___ Estratto ___

In questo documento, affiancandosi al ricorso di ArcelorMittal, il ministero ha chiesto al massimo organo della giustizia amministrativa di annullare la sentenza dei giudici salentini sostenendo che i magistrati del Tar leccese hanno messo in campo “un abnorme esercizio del potere giurisdizionale che finisce per debordare dai limiti stessi della giurisdizione di legittimità”. L’accusa, infatti, è quella di essersi sostituiti ad altri poteri dello Stato: il Tar di Lecce, secondo il ministero, “esprimendo valutazioni ideologiche piuttosto che giuridiche, pur nella sede della giurisdizione di legittimità, ha inteso d’ufficio censurare le valutazioni all’Amministrazione, criticandone l’operato e sostituendosi alla stessa Amministrazione statale”. Torna quindi il leit motiv dei magistrati che si sostituiscono alla politica che, proprio a Taranto, era già stato sbandierato nel 2012 quando gli impianti furono sequestrati perché ritenuti dagli esperti “causa di malattie e morte”.

Il ministero, infatti, nell’accusa i giudici leccesi ha infatti evidenziato come la decisione sia stata sostanzialmente superficiale affermando che il Tar Lecce “senza il dovuto approfondimento tecnico e con un giudizio che assume ‘probabilistico’, sembra aver valutato, come ormai incontrovertibile un rapporto tra emissioni inquinanti e determinate patologie che, a ben vedere, sono attualmente in corso di accertamento nel processo penale ‘Ambiente svenduto’ in corso a Taranto contro i presunti colpevoli di inquinamento e che non è ancora giunto a sentenza di primo grado”. Insomma per il Ministero deve essere il processo penale a stabilire se quelle emissioni sono dannose o meno. Eppure, nella dozzina di decreti Salva Ilva, nei numerosi documenti prodotti sul proprio dal Ministero sul caso Taranto, nessuno ha mai messo in dubbio la natura dannosa di quelle emissioni, ma al massimo la responsabilità penale di chi gestiva la fabbrica in quegli anni.

___ Voci fornite ___

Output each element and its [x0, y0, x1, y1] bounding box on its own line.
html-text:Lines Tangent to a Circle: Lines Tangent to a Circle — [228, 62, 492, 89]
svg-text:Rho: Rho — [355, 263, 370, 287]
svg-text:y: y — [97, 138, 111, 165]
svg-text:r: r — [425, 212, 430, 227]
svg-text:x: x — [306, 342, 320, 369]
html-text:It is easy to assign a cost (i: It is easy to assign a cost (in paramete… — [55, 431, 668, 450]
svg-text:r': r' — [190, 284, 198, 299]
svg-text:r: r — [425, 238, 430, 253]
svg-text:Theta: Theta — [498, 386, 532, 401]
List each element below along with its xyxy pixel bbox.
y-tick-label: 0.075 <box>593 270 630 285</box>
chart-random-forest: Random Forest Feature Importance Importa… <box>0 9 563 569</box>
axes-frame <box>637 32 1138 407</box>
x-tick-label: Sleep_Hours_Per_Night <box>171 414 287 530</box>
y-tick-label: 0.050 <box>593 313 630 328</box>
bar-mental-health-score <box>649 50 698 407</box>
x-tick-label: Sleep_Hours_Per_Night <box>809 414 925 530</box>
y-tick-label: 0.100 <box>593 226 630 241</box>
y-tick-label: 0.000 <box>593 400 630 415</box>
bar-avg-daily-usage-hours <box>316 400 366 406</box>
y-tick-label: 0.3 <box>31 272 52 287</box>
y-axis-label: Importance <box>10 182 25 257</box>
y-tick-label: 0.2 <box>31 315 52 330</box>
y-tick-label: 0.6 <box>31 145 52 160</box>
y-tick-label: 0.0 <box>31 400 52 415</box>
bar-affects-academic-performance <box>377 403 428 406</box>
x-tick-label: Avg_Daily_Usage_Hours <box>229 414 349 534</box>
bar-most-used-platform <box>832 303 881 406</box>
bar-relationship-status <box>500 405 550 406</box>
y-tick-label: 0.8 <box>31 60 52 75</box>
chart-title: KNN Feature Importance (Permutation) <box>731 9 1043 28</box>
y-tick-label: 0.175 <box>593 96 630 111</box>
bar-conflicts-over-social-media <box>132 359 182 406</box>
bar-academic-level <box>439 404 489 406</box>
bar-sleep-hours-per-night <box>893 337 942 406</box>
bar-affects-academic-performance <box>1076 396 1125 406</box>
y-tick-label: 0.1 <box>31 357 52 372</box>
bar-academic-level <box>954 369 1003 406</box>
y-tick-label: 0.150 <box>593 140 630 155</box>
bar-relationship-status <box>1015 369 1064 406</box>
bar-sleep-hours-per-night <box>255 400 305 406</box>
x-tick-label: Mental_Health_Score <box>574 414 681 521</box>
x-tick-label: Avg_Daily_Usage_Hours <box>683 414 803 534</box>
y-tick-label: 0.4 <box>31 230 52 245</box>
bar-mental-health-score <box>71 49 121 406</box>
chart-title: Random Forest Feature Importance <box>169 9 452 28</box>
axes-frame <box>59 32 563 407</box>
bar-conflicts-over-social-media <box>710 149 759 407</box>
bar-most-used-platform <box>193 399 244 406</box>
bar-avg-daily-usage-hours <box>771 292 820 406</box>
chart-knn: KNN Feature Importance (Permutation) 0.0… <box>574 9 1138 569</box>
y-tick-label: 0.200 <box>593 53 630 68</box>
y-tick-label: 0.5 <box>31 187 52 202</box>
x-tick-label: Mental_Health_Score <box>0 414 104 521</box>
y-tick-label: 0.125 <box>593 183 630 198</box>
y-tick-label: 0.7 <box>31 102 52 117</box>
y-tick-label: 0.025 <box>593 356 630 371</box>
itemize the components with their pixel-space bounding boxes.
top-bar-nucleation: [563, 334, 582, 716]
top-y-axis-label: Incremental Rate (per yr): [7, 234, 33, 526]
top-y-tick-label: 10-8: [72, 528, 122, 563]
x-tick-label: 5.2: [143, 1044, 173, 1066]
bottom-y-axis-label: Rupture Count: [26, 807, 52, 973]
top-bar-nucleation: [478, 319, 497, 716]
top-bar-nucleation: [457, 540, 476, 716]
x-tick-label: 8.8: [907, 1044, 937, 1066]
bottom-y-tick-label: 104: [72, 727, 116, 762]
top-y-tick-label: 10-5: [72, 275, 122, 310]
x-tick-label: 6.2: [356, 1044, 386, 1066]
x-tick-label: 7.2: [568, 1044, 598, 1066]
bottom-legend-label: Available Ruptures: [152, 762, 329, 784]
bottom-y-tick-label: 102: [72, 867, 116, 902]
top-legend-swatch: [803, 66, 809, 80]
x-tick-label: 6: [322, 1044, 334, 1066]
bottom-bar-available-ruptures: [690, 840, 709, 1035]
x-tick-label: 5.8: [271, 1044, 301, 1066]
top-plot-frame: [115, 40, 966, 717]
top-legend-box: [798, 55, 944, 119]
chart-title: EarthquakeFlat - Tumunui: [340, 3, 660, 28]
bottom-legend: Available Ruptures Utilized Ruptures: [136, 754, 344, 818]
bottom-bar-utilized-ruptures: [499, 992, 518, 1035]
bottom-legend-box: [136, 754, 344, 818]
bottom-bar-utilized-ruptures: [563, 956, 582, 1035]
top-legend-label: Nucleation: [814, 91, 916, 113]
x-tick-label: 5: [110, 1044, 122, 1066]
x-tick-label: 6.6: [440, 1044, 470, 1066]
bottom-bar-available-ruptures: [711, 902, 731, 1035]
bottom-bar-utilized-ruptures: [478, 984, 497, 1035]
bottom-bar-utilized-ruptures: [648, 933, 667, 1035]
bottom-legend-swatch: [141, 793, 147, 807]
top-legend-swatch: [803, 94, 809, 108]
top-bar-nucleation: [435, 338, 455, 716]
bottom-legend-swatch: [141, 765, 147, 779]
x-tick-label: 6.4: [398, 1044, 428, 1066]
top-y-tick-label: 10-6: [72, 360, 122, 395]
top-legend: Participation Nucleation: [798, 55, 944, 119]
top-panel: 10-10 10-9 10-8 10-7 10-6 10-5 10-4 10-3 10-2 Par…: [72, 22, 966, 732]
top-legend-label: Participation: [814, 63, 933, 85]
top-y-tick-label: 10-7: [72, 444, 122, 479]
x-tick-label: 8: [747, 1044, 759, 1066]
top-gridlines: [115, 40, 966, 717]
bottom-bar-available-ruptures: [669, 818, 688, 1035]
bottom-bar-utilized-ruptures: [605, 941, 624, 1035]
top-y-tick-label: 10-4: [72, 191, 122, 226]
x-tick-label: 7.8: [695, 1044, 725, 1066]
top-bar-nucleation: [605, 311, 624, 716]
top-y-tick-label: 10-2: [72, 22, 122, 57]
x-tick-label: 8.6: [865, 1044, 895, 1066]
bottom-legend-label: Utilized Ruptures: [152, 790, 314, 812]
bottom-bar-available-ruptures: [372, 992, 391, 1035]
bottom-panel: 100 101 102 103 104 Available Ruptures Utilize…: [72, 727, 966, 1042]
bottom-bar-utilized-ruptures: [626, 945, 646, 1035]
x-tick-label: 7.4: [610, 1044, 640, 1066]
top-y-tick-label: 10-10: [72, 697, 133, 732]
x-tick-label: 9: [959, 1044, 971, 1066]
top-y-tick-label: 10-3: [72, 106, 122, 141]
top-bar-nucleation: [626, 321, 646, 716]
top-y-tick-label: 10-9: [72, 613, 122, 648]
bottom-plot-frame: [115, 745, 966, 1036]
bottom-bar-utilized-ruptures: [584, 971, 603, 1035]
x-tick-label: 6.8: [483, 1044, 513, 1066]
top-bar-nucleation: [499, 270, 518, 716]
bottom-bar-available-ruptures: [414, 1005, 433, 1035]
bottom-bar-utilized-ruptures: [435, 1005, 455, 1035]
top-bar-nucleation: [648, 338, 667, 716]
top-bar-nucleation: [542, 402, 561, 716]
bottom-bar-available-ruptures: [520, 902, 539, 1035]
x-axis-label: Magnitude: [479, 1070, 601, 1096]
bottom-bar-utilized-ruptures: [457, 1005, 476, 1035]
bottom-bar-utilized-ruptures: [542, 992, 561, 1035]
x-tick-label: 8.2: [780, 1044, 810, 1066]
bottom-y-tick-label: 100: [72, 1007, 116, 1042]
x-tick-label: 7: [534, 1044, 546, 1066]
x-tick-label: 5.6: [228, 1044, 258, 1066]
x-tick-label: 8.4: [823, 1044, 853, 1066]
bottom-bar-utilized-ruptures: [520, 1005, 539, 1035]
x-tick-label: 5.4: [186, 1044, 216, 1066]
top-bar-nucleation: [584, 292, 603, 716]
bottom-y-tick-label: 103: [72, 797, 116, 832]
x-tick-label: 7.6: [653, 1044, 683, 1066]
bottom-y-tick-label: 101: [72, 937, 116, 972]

___

• Compiti da svolgere:
**a)** Rispondi per favore a queste domande sull'estratto sul caso Taranto:
(i) Quale tribunale ha emesso la sentenza di cui il ministero chiede l'annullamento?
(ii) In quale anno furono sequestrati gli impianti?
(iii) Come si chiama il processo penale in corso a Taranto?
**b)** Secondo l'estratto sul caso Taranto, per quale motivo il ministero giudica superficiale la decisione del Tar di Lecce? Spiegalo in una o due frasi.
**c)** Riprendi l'estratto sul caso Taranto a partire dalla sua ultima frase.

• Risposte per numero:
**a)**
(i) Il Tar di Lecce.
(ii) Nel 2012.
(iii) "Ambiente svenduto".

**b)** Il ministero sostiene che il Tar abbia considerato incontrovertibile, senza il dovuto approfondimento tecnico, un rapporto tra emissioni inquinanti e determinate patologie. Quel rapporto, invece, è ancora in corso di accertamento nel processo penale "Ambiente svenduto", che non è ancora arrivato alla sentenza di primo grado.

**c)**
Oggi, invece, il ministero della Transizione ecologica, voluto da Mario Draghi, dichiara che la decisione dei magistrati di Lecce si basa su argomentazioni “del tutto gratuite, ossia inutili ed inconferenti ai fini della decisione”. E proprio su questo punto è intervenuto il sindaco di Taranto Rinaldo Melucci, autore dell’ordinanza che imponeva lo spegnimento degli impianti inquinanti che ha poi dato il via al procedimento dinanzi al Tar: “Ciò che fa più male – ha dichiarato Melucci – è sentire parlare di pregiudizi ideologici, dopo anni di tavoli istituzionali e di studi scientifici indipendenti, è un insulto ai tanti che qui si ammalano, in età sempre più giovane”. Il Comune di Taranto – ha aggiunto il primo cittadino – aveva “già chiaro da tempo che l’ex Ministero dell’Ambiente non era un alleato in questa battaglia di civiltà e per la qualità della vita dei cittadini. Oggi cambia perciò poco, proviamo solo imbarazzo per chi interpreta a questa maniera le istituzioni repubblicane. E andiamo certamente avanti, se possibile persino con maggiore convinzione, sulla strada della difesa della salute dei tarantini”.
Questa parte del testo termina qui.